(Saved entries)
::::::
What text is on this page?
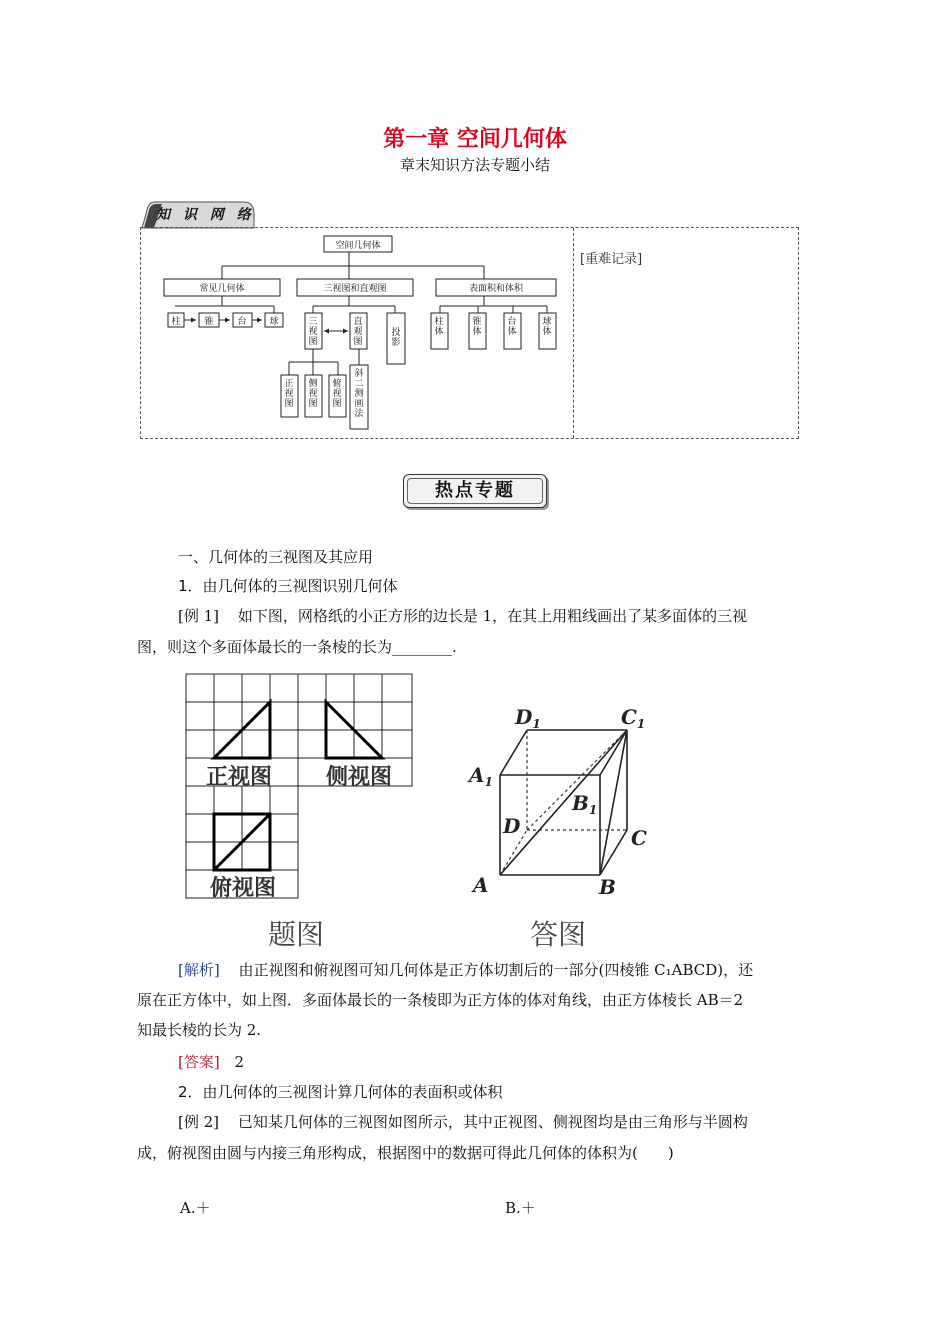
第一章 空间几何体
章末知识方法专题小结
知 识 网 络
[重难记录]
空间几何体
常见几何体	三视图和直观图	表面积和体积
柱	锥	台	球	三视图
直观图
投影
柱体
锥体
台体
球体
正视图
侧视图
俯视图
斜二测画法
热点专题
一、几何体的三视图及其应用
1．由几何体的三视图识别几何体
[例 1] 如下图，网格纸的小正方形的边长是 1，在其上用粗线画出了某多面体的三视
图，则这个多面体最长的一条棱的长为________.
正视图 侧视图
俯视图
题图
$D_1$	$C_1$
$A_1$
$B_1$
D	C
A	B
答图
[解析] 由正视图和俯视图可知几何体是正方体切割后的一部分(四棱锥 C₁ABCD)，还
原在正方体中，如上图．多面体最长的一条棱即为正方体的体对角线，由正方体棱长 AB＝2
知最长棱的长为 2.
[答案] 2
2．由几何体的三视图计算几何体的表面积或体积
[例 2] 已知某几何体的三视图如图所示，其中正视图、侧视图均是由三角形与半圆构
成，俯视图由圆与内接三角形构成，根据图中的数据可得此几何体的体积为(　　)
A.＋	B.＋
::::::
- [YOUR TASK]: Pictures are excluded; copy all other data exactly as shown.

- [RESPONSE FOR THIS EXERCISE]:
What text is on this page?
第一章 空间几何体
章末知识方法专题小结
知 识 网 络
[重难记录]
空间几何体
常见几何体	三视图和直观图	表面积和体积
柱	锥	台	球	三视图
直观图
投影
柱体
锥体
台体
球体
正视图
侧视图
俯视图
斜二测画法
热点专题
一、几何体的三视图及其应用
1．由几何体的三视图识别几何体
[例 1] 如下图，网格纸的小正方形的边长是 1，在其上用粗线画出了某多面体的三视
图，则这个多面体最长的一条棱的长为________.
正视图 侧视图
俯视图
题图
$D_1$	$C_1$
$A_1$
$B_1$
D	C
A	B
答图
[解析] 由正视图和俯视图可知几何体是正方体切割后的一部分(四棱锥 C₁ABCD)，还
原在正方体中，如上图．多面体最长的一条棱即为正方体的体对角线，由正方体棱长 AB＝2
知最长棱的长为 2.
[答案] 2
2．由几何体的三视图计算几何体的表面积或体积
[例 2] 已知某几何体的三视图如图所示，其中正视图、侧视图均是由三角形与半圆构
成，俯视图由圆与内接三角形构成，根据图中的数据可得此几何体的体积为(　　)
A.＋	B.＋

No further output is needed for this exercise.